• _GIVEN RECORDS_:
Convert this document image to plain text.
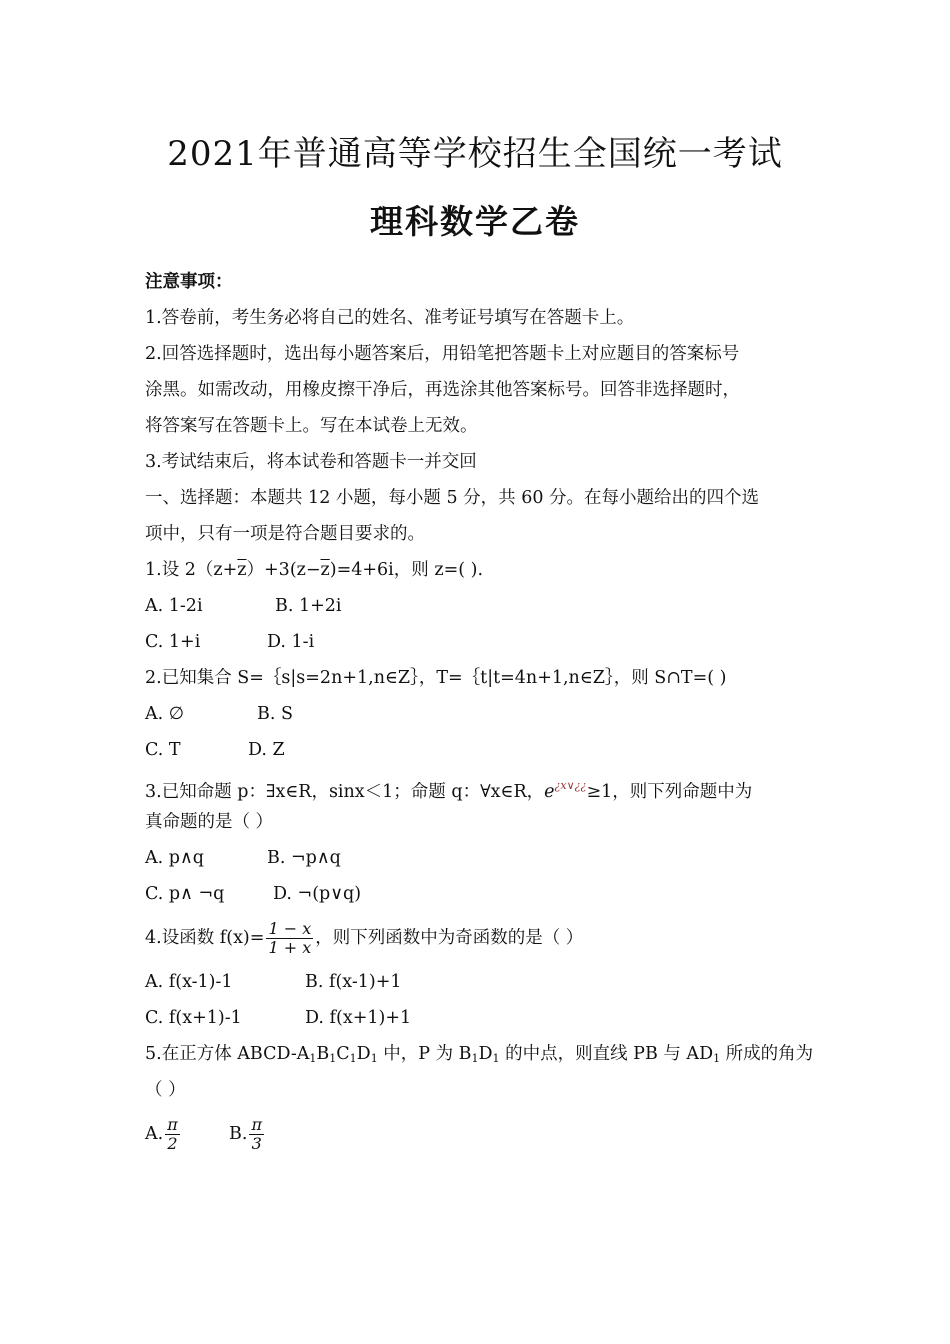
2021年普通高等学校招生全国统一考试
理科数学乙卷
注意事项：
1.答卷前，考生务必将自己的姓名、准考证号填写在答题卡上。
2.回答选择题时，选出每小题答案后，用铅笔把答题卡上对应题目的答案标号
涂黑。如需改动，用橡皮擦干净后，再选涂其他答案标号。回答非选择题时，
将答案写在答题卡上。写在本试卷上无效。
3.考试结束后，将本试卷和答题卡一并交回
一、选择题：本题共 12 小题，每小题 5 分，共 60 分。在每小题给出的四个选
项中，只有一项是符合题目要求的。
1.设 $2(z+\overline{z})+3(z-\overline{z})=4+6i$，则 z=( ).
A. 1-2i	B. 1+2i
C. 1+i	D. 1-i
2.已知集合 S=｛s|s=2n+1,n∈Z｝，T=｛t|t=4n+1,n∈Z｝，则 S∩T=( )
A. ∅	B. S
C. T	D. Z
3.已知命题 p：∃x∈R，sinx＜1；命题 q：∀x∈R，$e^{¿x\vee¿¿}\ge 1$，则下列命题中为
真命题的是（ ）
A. p∧q	B. ¬p∧q
C. p∧ ¬q	D. ¬(p∨q)
4.设函数 $f(x)= \frac{1 - x}{1 + x}$ ，则下列函数中为奇函数的是（ ）
A. f(x-1)-1	B. f(x-1)+1
C. f(x+1)-1	D. f(x+1)+1
5.在正方体 ABCD-$A_1B_1C_1D_1$ 中，P 为 $B_1D_1$ 的中点，则直线 PB 与 $AD_1$ 所成的角为
（ ）
A. $\frac{\pi}{2}$	B. $\frac{\pi}{3}$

• _WHAT THIS TASK INVOLVES_:
Transcribe all of the records above character for character. Exclude the pictures.

• _SOLUTION_:
Convert this document image to plain text.
2021年普通高等学校招生全国统一考试
理科数学乙卷
注意事项：
1.答卷前，考生务必将自己的姓名、准考证号填写在答题卡上。
2.回答选择题时，选出每小题答案后，用铅笔把答题卡上对应题目的答案标号
涂黑。如需改动，用橡皮擦干净后，再选涂其他答案标号。回答非选择题时，
将答案写在答题卡上。写在本试卷上无效。
3.考试结束后，将本试卷和答题卡一并交回
一、选择题：本题共 12 小题，每小题 5 分，共 60 分。在每小题给出的四个选
项中，只有一项是符合题目要求的。
1.设 $2(z+\overline{z})+3(z-\overline{z})=4+6i$，则 z=( ).
A. 1-2i	B. 1+2i
C. 1+i	D. 1-i
2.已知集合 S=｛s|s=2n+1,n∈Z｝，T=｛t|t=4n+1,n∈Z｝，则 S∩T=( )
A. ∅	B. S
C. T	D. Z
3.已知命题 p：∃x∈R，sinx＜1；命题 q：∀x∈R，$e^{¿x\vee¿¿}\ge 1$，则下列命题中为
真命题的是（ ）
A. p∧q	B. ¬p∧q
C. p∧ ¬q	D. ¬(p∨q)
4.设函数 $f(x)= \frac{1 - x}{1 + x}$ ，则下列函数中为奇函数的是（ ）
A. f(x-1)-1	B. f(x-1)+1
C. f(x+1)-1	D. f(x+1)+1
5.在正方体 ABCD-$A_1B_1C_1D_1$ 中，P 为 $B_1D_1$ 的中点，则直线 PB 与 $AD_1$ 所成的角为
（ ）
A. $\frac{\pi}{2}$	B. $\frac{\pi}{3}$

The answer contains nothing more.